■ Records shown ■
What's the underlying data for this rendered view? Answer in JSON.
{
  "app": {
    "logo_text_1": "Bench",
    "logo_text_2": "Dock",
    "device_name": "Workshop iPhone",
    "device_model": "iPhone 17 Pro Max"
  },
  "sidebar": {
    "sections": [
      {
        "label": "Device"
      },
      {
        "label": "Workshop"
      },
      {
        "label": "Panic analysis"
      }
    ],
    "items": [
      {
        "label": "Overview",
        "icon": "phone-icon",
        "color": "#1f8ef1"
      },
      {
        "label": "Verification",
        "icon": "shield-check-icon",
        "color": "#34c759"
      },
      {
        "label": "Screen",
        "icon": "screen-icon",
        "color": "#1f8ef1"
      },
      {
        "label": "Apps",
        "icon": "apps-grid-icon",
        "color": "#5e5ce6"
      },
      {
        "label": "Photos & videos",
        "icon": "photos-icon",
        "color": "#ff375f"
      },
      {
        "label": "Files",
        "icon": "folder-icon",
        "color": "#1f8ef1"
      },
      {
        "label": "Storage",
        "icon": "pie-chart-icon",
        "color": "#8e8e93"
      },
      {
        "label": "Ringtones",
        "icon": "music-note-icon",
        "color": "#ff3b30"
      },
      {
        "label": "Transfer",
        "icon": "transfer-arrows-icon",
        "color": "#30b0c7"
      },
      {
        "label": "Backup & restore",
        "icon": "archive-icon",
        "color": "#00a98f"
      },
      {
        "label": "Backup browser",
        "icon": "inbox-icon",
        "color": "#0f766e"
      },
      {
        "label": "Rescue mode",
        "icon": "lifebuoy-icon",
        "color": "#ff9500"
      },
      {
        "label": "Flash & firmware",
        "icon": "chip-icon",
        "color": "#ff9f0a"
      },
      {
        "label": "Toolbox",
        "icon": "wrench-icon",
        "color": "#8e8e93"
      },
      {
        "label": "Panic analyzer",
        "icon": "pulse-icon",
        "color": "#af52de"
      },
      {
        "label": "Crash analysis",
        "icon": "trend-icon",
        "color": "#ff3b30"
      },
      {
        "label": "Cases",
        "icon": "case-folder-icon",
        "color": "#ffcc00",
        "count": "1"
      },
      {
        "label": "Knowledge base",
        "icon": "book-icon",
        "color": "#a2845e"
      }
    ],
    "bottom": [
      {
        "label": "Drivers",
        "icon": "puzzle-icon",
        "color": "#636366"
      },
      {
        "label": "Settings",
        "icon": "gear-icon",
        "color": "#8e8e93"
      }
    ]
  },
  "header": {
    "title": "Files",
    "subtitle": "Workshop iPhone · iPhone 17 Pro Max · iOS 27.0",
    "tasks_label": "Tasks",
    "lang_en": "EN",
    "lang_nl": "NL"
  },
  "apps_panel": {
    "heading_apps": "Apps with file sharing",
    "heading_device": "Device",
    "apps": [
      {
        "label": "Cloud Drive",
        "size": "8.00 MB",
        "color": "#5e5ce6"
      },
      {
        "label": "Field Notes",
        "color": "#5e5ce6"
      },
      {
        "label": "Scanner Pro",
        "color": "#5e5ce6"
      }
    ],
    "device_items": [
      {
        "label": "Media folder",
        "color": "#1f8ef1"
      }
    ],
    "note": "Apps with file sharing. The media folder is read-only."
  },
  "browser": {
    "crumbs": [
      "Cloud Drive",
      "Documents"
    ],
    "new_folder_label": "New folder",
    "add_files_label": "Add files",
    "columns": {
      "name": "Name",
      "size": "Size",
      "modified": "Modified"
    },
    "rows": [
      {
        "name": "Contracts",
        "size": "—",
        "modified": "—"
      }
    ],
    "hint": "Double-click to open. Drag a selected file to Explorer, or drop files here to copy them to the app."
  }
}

■ What you will do ■
From the data above, extract every line in its exact form.

■ Expected answer ■
What's the underlying data for this rendered view? Answer in JSON.
{
  "app": {
    "logo_text_1": "Bench",
    "logo_text_2": "Dock",
    "device_name": "Workshop iPhone",
    "device_model": "iPhone 17 Pro Max"
  },
  "sidebar": {
    "sections": [
      {
        "label": "Device"
      },
      {
        "label": "Workshop"
      },
      {
        "label": "Panic analysis"
      }
    ],
    "items": [
      {
        "label": "Overview",
        "icon": "phone-icon",
        "color": "#1f8ef1"
      },
      {
        "label": "Verification",
        "icon": "shield-check-icon",
        "color": "#34c759"
      },
      {
        "label": "Screen",
        "icon": "screen-icon",
        "color": "#1f8ef1"
      },
      {
        "label": "Apps",
        "icon": "apps-grid-icon",
        "color": "#5e5ce6"
      },
      {
        "label": "Photos & videos",
        "icon": "photos-icon",
        "color": "#ff375f"
      },
      {
        "label": "Files",
        "icon": "folder-icon",
        "color": "#1f8ef1"
      },
      {
        "label": "Storage",
        "icon": "pie-chart-icon",
        "color": "#8e8e93"
      },
      {
        "label": "Ringtones",
        "icon": "music-note-icon",
        "color": "#ff3b30"
      },
      {
        "label": "Transfer",
        "icon": "transfer-arrows-icon",
        "color": "#30b0c7"
      },
      {
        "label": "Backup & restore",
        "icon": "archive-icon",
        "color": "#00a98f"
      },
      {
        "label": "Backup browser",
        "icon": "inbox-icon",
        "color": "#0f766e"
      },
      {
        "label": "Rescue mode",
        "icon": "lifebuoy-icon",
        "color": "#ff9500"
      },
      {
        "label": "Flash & firmware",
        "icon": "chip-icon",
        "color": "#ff9f0a"
      },
      {
        "label": "Toolbox",
        "icon": "wrench-icon",
        "color": "#8e8e93"
      },
      {
        "label": "Panic analyzer",
        "icon": "pulse-icon",
        "color": "#af52de"
      },
      {
        "label": "Crash analysis",
        "icon": "trend-icon",
        "color": "#ff3b30"
      },
      {
        "label": "Cases",
        "icon": "case-folder-icon",
        "color": "#ffcc00",
        "count": "1"
      },
      {
        "label": "Knowledge base",
        "icon": "book-icon",
        "color": "#a2845e"
      }
    ],
    "bottom": [
      {
        "label": "Drivers",
        "icon": "puzzle-icon",
        "color": "#636366"
      },
      {
        "label": "Settings",
        "icon": "gear-icon",
        "color": "#8e8e93"
      }
    ]
  },
  "header": {
    "title": "Files",
    "subtitle": "Workshop iPhone · iPhone 17 Pro Max · iOS 27.0",
    "tasks_label": "Tasks",
    "lang_en": "EN",
    "lang_nl": "NL"
  },
  "apps_panel": {
    "heading_apps": "Apps with file sharing",
    "heading_device": "Device",
    "apps": [
      {
        "label": "Cloud Drive",
        "size": "8.00 MB",
        "color": "#5e5ce6"
      },
      {
        "label": "Field Notes",
        "color": "#5e5ce6"
      },
      {
        "label": "Scanner Pro",
        "color": "#5e5ce6"
      }
    ],
    "device_items": [
      {
        "label": "Media folder",
        "color": "#1f8ef1"
      }
    ],
    "note": "Apps with file sharing. The media folder is read-only."
  },
  "browser": {
    "crumbs": [
      "Cloud Drive",
      "Documents"
    ],
    "new_folder_label": "New folder",
    "add_files_label": "Add files",
    "columns": {
      "name": "Name",
      "size": "Size",
      "modified": "Modified"
    },
    "rows": [
      {
        "name": "Contracts",
        "size": "—",
        "modified": "—"
      }
    ],
    "hint": "Double-click to open. Drag a selected file to Explorer, or drop files here to copy them to the app."
  }
}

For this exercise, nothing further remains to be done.